◆ **GIVEN PROBLEM**:
In the entries below, find every line holding the string "Presas" and collect it.

◆ **RECORDS PROVIDED**:
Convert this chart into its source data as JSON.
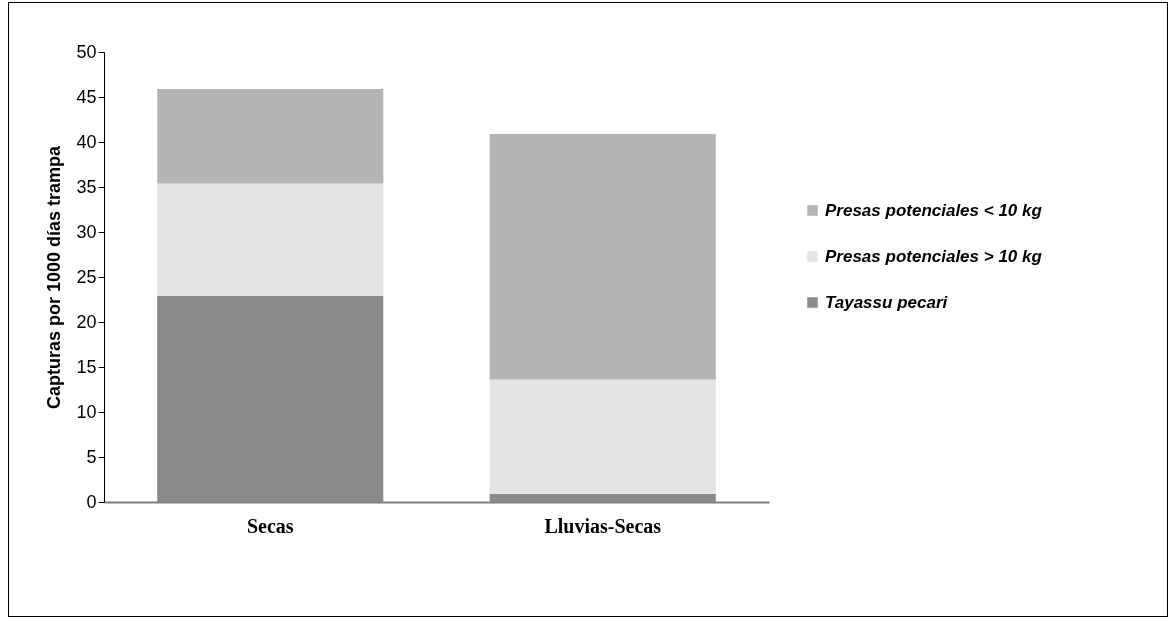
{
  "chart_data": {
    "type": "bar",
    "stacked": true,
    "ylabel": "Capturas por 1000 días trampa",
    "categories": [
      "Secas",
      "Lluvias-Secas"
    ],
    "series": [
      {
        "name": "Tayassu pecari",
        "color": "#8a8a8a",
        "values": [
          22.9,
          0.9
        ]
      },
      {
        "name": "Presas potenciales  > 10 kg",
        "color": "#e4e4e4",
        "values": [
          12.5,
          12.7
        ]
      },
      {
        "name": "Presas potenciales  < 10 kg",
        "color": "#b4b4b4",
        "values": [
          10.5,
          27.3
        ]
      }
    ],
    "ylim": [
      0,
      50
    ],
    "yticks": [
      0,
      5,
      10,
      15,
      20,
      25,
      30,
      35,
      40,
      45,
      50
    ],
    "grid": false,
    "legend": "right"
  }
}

==

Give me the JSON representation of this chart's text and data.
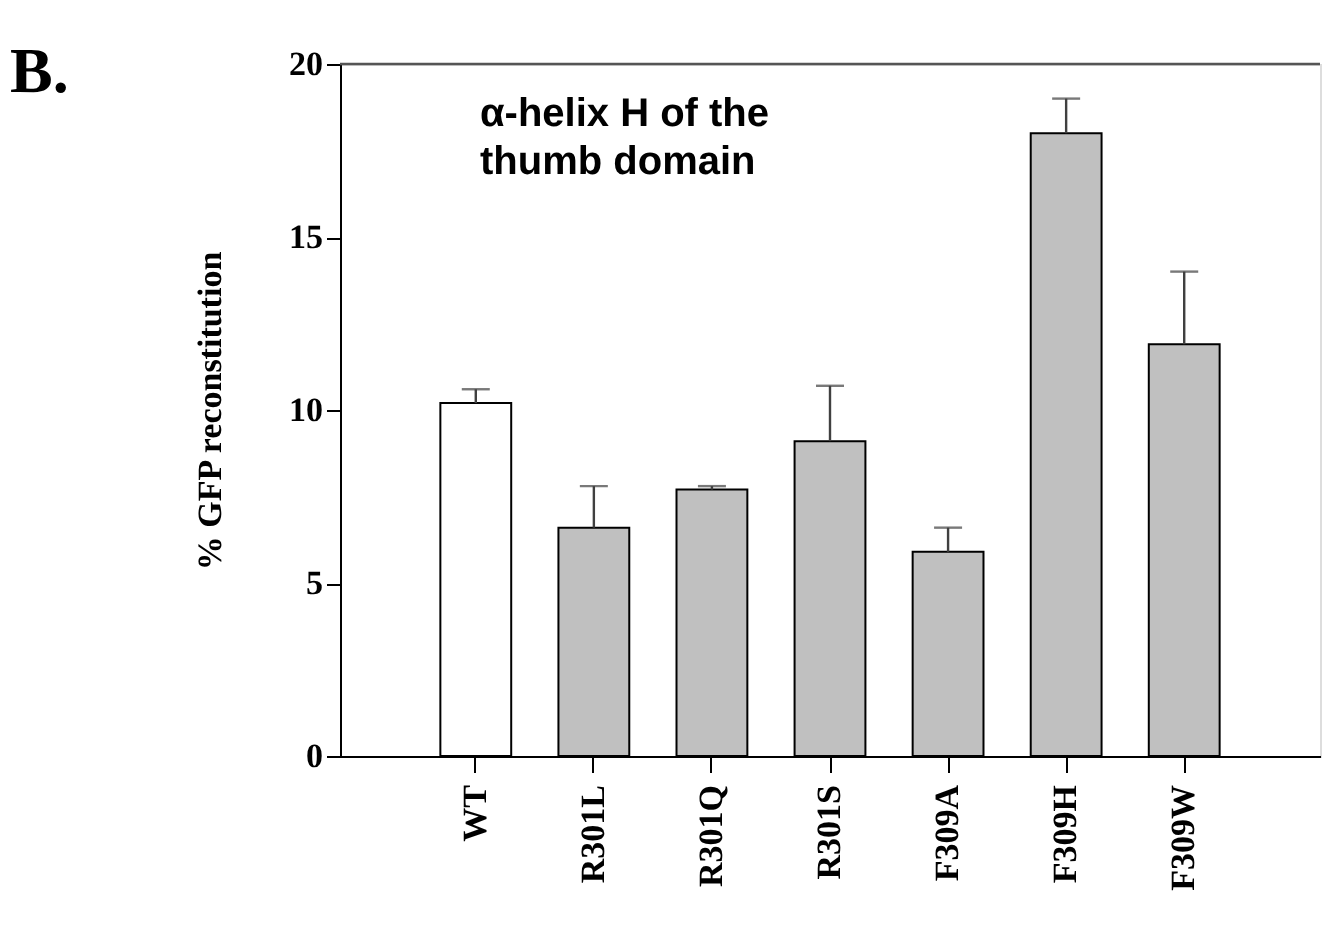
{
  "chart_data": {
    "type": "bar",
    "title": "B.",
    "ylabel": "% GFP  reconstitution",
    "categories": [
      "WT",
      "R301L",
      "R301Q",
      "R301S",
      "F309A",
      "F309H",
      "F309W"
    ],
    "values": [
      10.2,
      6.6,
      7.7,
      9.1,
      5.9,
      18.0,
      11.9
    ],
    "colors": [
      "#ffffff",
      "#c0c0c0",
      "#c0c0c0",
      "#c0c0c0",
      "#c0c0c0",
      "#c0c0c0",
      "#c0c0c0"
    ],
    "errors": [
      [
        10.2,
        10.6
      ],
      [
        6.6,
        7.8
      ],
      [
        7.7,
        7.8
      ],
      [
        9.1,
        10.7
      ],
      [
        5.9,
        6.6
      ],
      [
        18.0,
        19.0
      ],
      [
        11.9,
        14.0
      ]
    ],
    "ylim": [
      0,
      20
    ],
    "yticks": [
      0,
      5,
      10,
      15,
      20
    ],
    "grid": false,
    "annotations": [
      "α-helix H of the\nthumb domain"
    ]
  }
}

...

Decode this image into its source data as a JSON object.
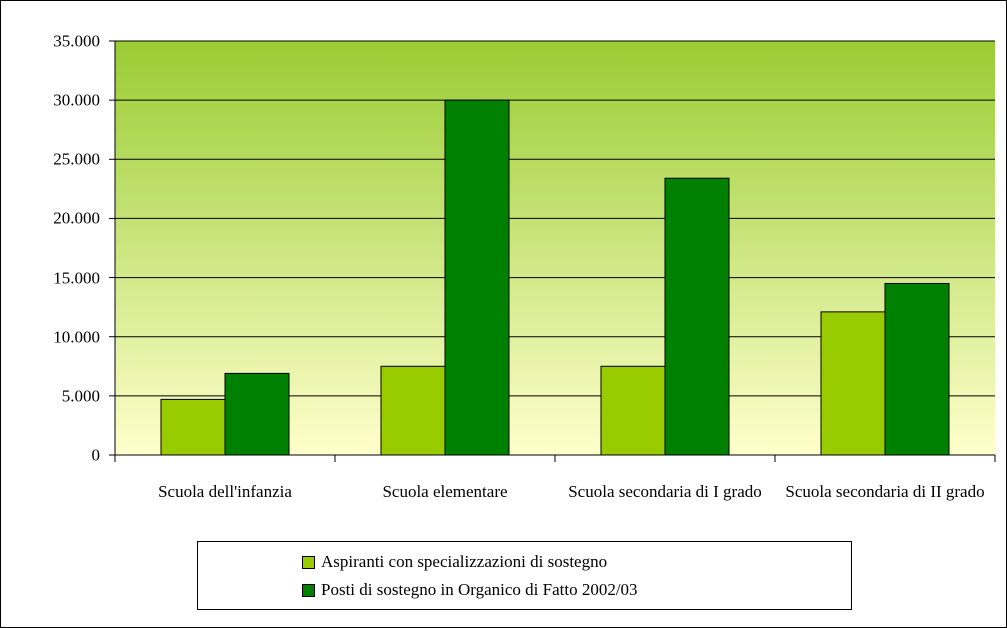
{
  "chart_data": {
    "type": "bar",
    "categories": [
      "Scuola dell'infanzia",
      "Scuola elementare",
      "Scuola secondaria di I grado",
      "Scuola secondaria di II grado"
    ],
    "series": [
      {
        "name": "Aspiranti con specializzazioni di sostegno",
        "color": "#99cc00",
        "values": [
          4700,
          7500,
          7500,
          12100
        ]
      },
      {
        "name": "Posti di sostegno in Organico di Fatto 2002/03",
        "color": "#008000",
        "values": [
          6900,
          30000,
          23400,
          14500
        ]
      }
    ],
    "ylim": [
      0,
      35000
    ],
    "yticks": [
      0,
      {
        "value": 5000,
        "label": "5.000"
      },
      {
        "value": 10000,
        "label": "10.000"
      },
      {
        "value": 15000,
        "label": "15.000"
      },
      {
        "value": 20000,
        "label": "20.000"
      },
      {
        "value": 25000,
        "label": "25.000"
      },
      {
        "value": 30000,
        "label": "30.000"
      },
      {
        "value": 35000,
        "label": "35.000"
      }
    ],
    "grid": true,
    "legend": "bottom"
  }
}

◆ **THE COMPLETED TASK**:
        "name": "Presas potenciales  > 10 kg",
        "name": "Presas potenciales  < 10 kg",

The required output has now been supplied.